* Problem statement *
With the images removed, repeat the data below exactly.

==== Material for this task ====

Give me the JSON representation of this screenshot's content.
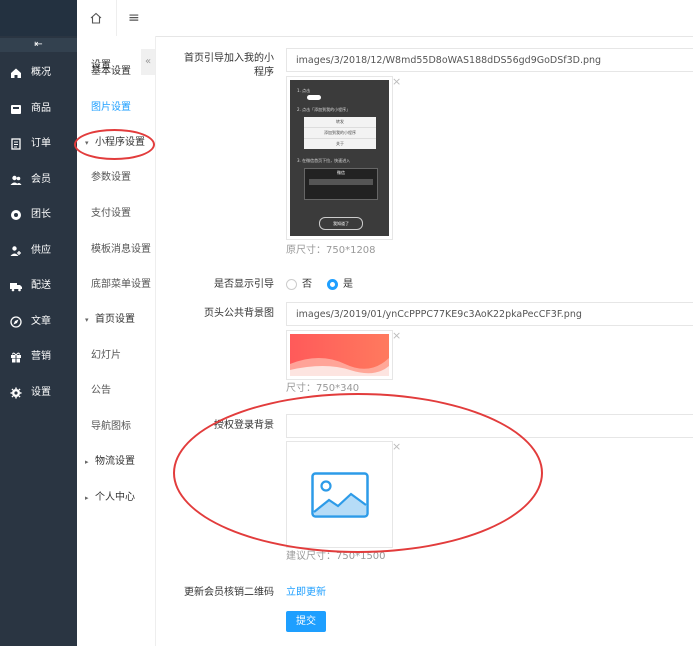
{
  "nav": {
    "toggle_glyph": "⇤",
    "items": [
      {
        "label": "概况",
        "icon": "home-icon"
      },
      {
        "label": "商品",
        "icon": "goods-icon"
      },
      {
        "label": "订单",
        "icon": "order-icon"
      },
      {
        "label": "会员",
        "icon": "member-icon"
      },
      {
        "label": "团长",
        "icon": "leader-icon"
      },
      {
        "label": "供应",
        "icon": "supply-icon"
      },
      {
        "label": "配送",
        "icon": "truck-icon"
      },
      {
        "label": "文章",
        "icon": "compass-icon"
      },
      {
        "label": "营销",
        "icon": "gift-icon"
      },
      {
        "label": "设置",
        "icon": "gear-icon"
      }
    ]
  },
  "topbar": {
    "home_icon": "home-outline-icon",
    "menu_glyph": "≡"
  },
  "sidebar": {
    "title": "设置",
    "collapse_glyph": "«",
    "items": [
      {
        "label": "基本设置"
      },
      {
        "label": "图片设置"
      },
      {
        "label": "小程序设置",
        "arrow": "▾"
      },
      {
        "label": "参数设置"
      },
      {
        "label": "支付设置"
      },
      {
        "label": "模板消息设置"
      },
      {
        "label": "底部菜单设置"
      },
      {
        "label": "首页设置",
        "arrow": "▾"
      },
      {
        "label": "幻灯片"
      },
      {
        "label": "公告"
      },
      {
        "label": "导航图标"
      },
      {
        "label": "物流设置",
        "arrow": "▸"
      },
      {
        "label": "个人中心",
        "arrow": "▸"
      }
    ]
  },
  "form": {
    "guide": {
      "label_line1": "首页引导加入我的小",
      "label_line2": "程序",
      "value": "images/3/2018/12/W8md55D8oWAS188dDS56gd9GoDSf3D.png",
      "hint": "原尺寸：750*1208",
      "preview": {
        "step1": "1. 点击",
        "step2": "2. 点击「添加到我的小程序」",
        "menu1": "转发",
        "menu2": "添加到我的小程序",
        "menu3": "关于",
        "step3": "3. 在微信首页下拉，快速进入",
        "bar_title": "微信",
        "btn": "我知道了"
      }
    },
    "show_guide": {
      "label": "是否显示引导",
      "options": [
        "否",
        "是"
      ],
      "selected": "是"
    },
    "header_bg": {
      "label": "页头公共背景图",
      "value": "images/3/2019/01/ynCcPPPC77KE9c3AoK22pkaPecCF3F.png",
      "hint": "尺寸：750*340"
    },
    "auth_bg": {
      "label": "授权登录背景",
      "value": "",
      "hint": "建议尺寸：750*1500"
    },
    "qrcode": {
      "label": "更新会员核销二维码",
      "link": "立即更新"
    },
    "submit": "提交",
    "close_glyph": "×"
  },
  "colors": {
    "accent": "#1e9fff",
    "nav_bg": "#2a3542",
    "annotation": "#e23c3c"
  }
}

====

* Completed exercise *
Give me the JSON representation of this screenshot's content.
{
  "nav": {
    "toggle_glyph": "⇤",
    "items": [
      {
        "label": "概况",
        "icon": "home-icon"
      },
      {
        "label": "商品",
        "icon": "goods-icon"
      },
      {
        "label": "订单",
        "icon": "order-icon"
      },
      {
        "label": "会员",
        "icon": "member-icon"
      },
      {
        "label": "团长",
        "icon": "leader-icon"
      },
      {
        "label": "供应",
        "icon": "supply-icon"
      },
      {
        "label": "配送",
        "icon": "truck-icon"
      },
      {
        "label": "文章",
        "icon": "compass-icon"
      },
      {
        "label": "营销",
        "icon": "gift-icon"
      },
      {
        "label": "设置",
        "icon": "gear-icon"
      }
    ]
  },
  "topbar": {
    "home_icon": "home-outline-icon",
    "menu_glyph": "≡"
  },
  "sidebar": {
    "title": "设置",
    "collapse_glyph": "«",
    "items": [
      {
        "label": "基本设置"
      },
      {
        "label": "图片设置"
      },
      {
        "label": "小程序设置",
        "arrow": "▾"
      },
      {
        "label": "参数设置"
      },
      {
        "label": "支付设置"
      },
      {
        "label": "模板消息设置"
      },
      {
        "label": "底部菜单设置"
      },
      {
        "label": "首页设置",
        "arrow": "▾"
      },
      {
        "label": "幻灯片"
      },
      {
        "label": "公告"
      },
      {
        "label": "导航图标"
      },
      {
        "label": "物流设置",
        "arrow": "▸"
      },
      {
        "label": "个人中心",
        "arrow": "▸"
      }
    ]
  },
  "form": {
    "guide": {
      "label_line1": "首页引导加入我的小",
      "label_line2": "程序",
      "value": "images/3/2018/12/W8md55D8oWAS188dDS56gd9GoDSf3D.png",
      "hint": "原尺寸：750*1208",
      "preview": {
        "step1": "1. 点击",
        "step2": "2. 点击「添加到我的小程序」",
        "menu1": "转发",
        "menu2": "添加到我的小程序",
        "menu3": "关于",
        "step3": "3. 在微信首页下拉，快速进入",
        "bar_title": "微信",
        "btn": "我知道了"
      }
    },
    "show_guide": {
      "label": "是否显示引导",
      "options": [
        "否",
        "是"
      ],
      "selected": "是"
    },
    "header_bg": {
      "label": "页头公共背景图",
      "value": "images/3/2019/01/ynCcPPPC77KE9c3AoK22pkaPecCF3F.png",
      "hint": "尺寸：750*340"
    },
    "auth_bg": {
      "label": "授权登录背景",
      "value": "",
      "hint": "建议尺寸：750*1500"
    },
    "qrcode": {
      "label": "更新会员核销二维码",
      "link": "立即更新"
    },
    "submit": "提交",
    "close_glyph": "×"
  },
  "colors": {
    "accent": "#1e9fff",
    "nav_bg": "#2a3542",
    "annotation": "#e23c3c"
  }
}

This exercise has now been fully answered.